Copy all of the material word for word, except for the pictures.
--- The data ---
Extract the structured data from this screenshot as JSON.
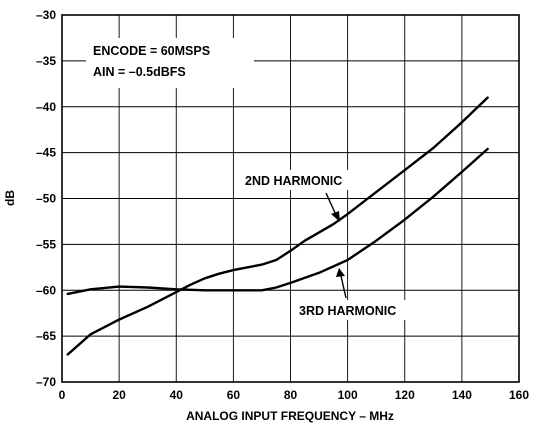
{
  "chart_data": {
    "type": "line",
    "xlabel": "ANALOG INPUT FREQUENCY – MHz",
    "ylabel": "dB",
    "xlim": [
      0,
      160
    ],
    "ylim": [
      -70,
      -30
    ],
    "grid": true,
    "x_ticks": [
      0,
      20,
      40,
      60,
      80,
      100,
      120,
      140,
      160
    ],
    "y_ticks": [
      -70,
      -65,
      -60,
      -55,
      -50,
      -45,
      -40,
      -35,
      -30
    ],
    "x_tick_labels": [
      "0",
      "20",
      "40",
      "60",
      "80",
      "100",
      "120",
      "140",
      "160"
    ],
    "y_tick_labels": [
      "–70",
      "–65",
      "–60",
      "–55",
      "–50",
      "–45",
      "–40",
      "–35",
      "–30"
    ],
    "annotations": [
      "ENCODE = 60MSPS",
      "AIN = –0.5dBFS"
    ],
    "series": [
      {
        "name": "2ND HARMONIC",
        "x": [
          2,
          10,
          20,
          30,
          40,
          45,
          50,
          55,
          60,
          65,
          70,
          75,
          80,
          85,
          90,
          95,
          100,
          110,
          120,
          130,
          140,
          149
        ],
        "y": [
          -67.0,
          -64.8,
          -63.2,
          -61.8,
          -60.2,
          -59.4,
          -58.7,
          -58.2,
          -57.8,
          -57.5,
          -57.2,
          -56.7,
          -55.7,
          -54.6,
          -53.7,
          -52.8,
          -51.7,
          -49.3,
          -46.9,
          -44.5,
          -41.7,
          -39.0
        ]
      },
      {
        "name": "3RD HARMONIC",
        "x": [
          2,
          10,
          20,
          30,
          40,
          50,
          60,
          70,
          75,
          80,
          90,
          100,
          110,
          120,
          130,
          140,
          149
        ],
        "y": [
          -60.4,
          -59.9,
          -59.6,
          -59.7,
          -59.9,
          -60.0,
          -60.0,
          -60.0,
          -59.7,
          -59.2,
          -58.1,
          -56.7,
          -54.6,
          -52.3,
          -49.8,
          -47.1,
          -44.6
        ]
      }
    ]
  }
}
---
_Exercise output_.
Extract the structured data from this screenshot as JSON.
{
  "chart_data": {
    "type": "line",
    "xlabel": "ANALOG INPUT FREQUENCY – MHz",
    "ylabel": "dB",
    "xlim": [
      0,
      160
    ],
    "ylim": [
      -70,
      -30
    ],
    "grid": true,
    "x_ticks": [
      0,
      20,
      40,
      60,
      80,
      100,
      120,
      140,
      160
    ],
    "y_ticks": [
      -70,
      -65,
      -60,
      -55,
      -50,
      -45,
      -40,
      -35,
      -30
    ],
    "x_tick_labels": [
      "0",
      "20",
      "40",
      "60",
      "80",
      "100",
      "120",
      "140",
      "160"
    ],
    "y_tick_labels": [
      "–70",
      "–65",
      "–60",
      "–55",
      "–50",
      "–45",
      "–40",
      "–35",
      "–30"
    ],
    "annotations": [
      "ENCODE = 60MSPS",
      "AIN = –0.5dBFS"
    ],
    "series": [
      {
        "name": "2ND HARMONIC",
        "x": [
          2,
          10,
          20,
          30,
          40,
          45,
          50,
          55,
          60,
          65,
          70,
          75,
          80,
          85,
          90,
          95,
          100,
          110,
          120,
          130,
          140,
          149
        ],
        "y": [
          -67.0,
          -64.8,
          -63.2,
          -61.8,
          -60.2,
          -59.4,
          -58.7,
          -58.2,
          -57.8,
          -57.5,
          -57.2,
          -56.7,
          -55.7,
          -54.6,
          -53.7,
          -52.8,
          -51.7,
          -49.3,
          -46.9,
          -44.5,
          -41.7,
          -39.0
        ]
      },
      {
        "name": "3RD HARMONIC",
        "x": [
          2,
          10,
          20,
          30,
          40,
          50,
          60,
          70,
          75,
          80,
          90,
          100,
          110,
          120,
          130,
          140,
          149
        ],
        "y": [
          -60.4,
          -59.9,
          -59.6,
          -59.7,
          -59.9,
          -60.0,
          -60.0,
          -60.0,
          -59.7,
          -59.2,
          -58.1,
          -56.7,
          -54.6,
          -52.3,
          -49.8,
          -47.1,
          -44.6
        ]
      }
    ]
  }
}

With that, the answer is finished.